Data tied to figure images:
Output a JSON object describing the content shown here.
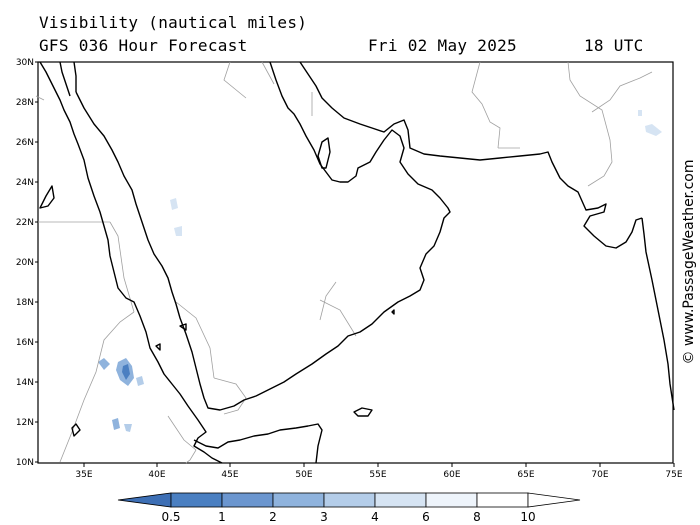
{
  "header": {
    "title": "Visibility (nautical miles)",
    "model": "GFS 036 Hour Forecast",
    "date": "Fri 02 May 2025",
    "time": "18 UTC"
  },
  "credit": "© www.PassageWeather.com",
  "colors": {
    "coast": "#000000",
    "border": "#a0a0a0",
    "frame": "#000000",
    "vis_low": "#4a7fc1",
    "vis_mid": "#8fb3dd",
    "vis_high": "#d6e4f3"
  },
  "axes": {
    "lat_labels": [
      "30N",
      "28N",
      "26N",
      "24N",
      "22N",
      "20N",
      "18N",
      "16N",
      "14N",
      "12N",
      "10N"
    ],
    "lon_labels": [
      "35E",
      "40E",
      "45E",
      "50E",
      "55E",
      "60E",
      "65E",
      "70E",
      "75E"
    ]
  },
  "colorbar": {
    "labels": [
      "0.5",
      "1",
      "2",
      "3",
      "4",
      "6",
      "8",
      "10"
    ],
    "colors": [
      "#3d6fb5",
      "#4a7fc1",
      "#6b96cf",
      "#8fb3dd",
      "#b4cde9",
      "#d6e4f3",
      "#eef4fb",
      "#ffffff",
      "#ffffff"
    ]
  }
}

**Your goal:**
All of the data above should be transcribed verbatim, with pictures omitted.

**Exercise result:**
Output a JSON object describing the content shown here.
{
  "header": {
    "title": "Visibility (nautical miles)",
    "model": "GFS 036 Hour Forecast",
    "date": "Fri 02 May 2025",
    "time": "18 UTC"
  },
  "credit": "© www.PassageWeather.com",
  "colors": {
    "coast": "#000000",
    "border": "#a0a0a0",
    "frame": "#000000",
    "vis_low": "#4a7fc1",
    "vis_mid": "#8fb3dd",
    "vis_high": "#d6e4f3"
  },
  "axes": {
    "lat_labels": [
      "30N",
      "28N",
      "26N",
      "24N",
      "22N",
      "20N",
      "18N",
      "16N",
      "14N",
      "12N",
      "10N"
    ],
    "lon_labels": [
      "35E",
      "40E",
      "45E",
      "50E",
      "55E",
      "60E",
      "65E",
      "70E",
      "75E"
    ]
  },
  "colorbar": {
    "labels": [
      "0.5",
      "1",
      "2",
      "3",
      "4",
      "6",
      "8",
      "10"
    ],
    "colors": [
      "#3d6fb5",
      "#4a7fc1",
      "#6b96cf",
      "#8fb3dd",
      "#b4cde9",
      "#d6e4f3",
      "#eef4fb",
      "#ffffff",
      "#ffffff"
    ]
  }
}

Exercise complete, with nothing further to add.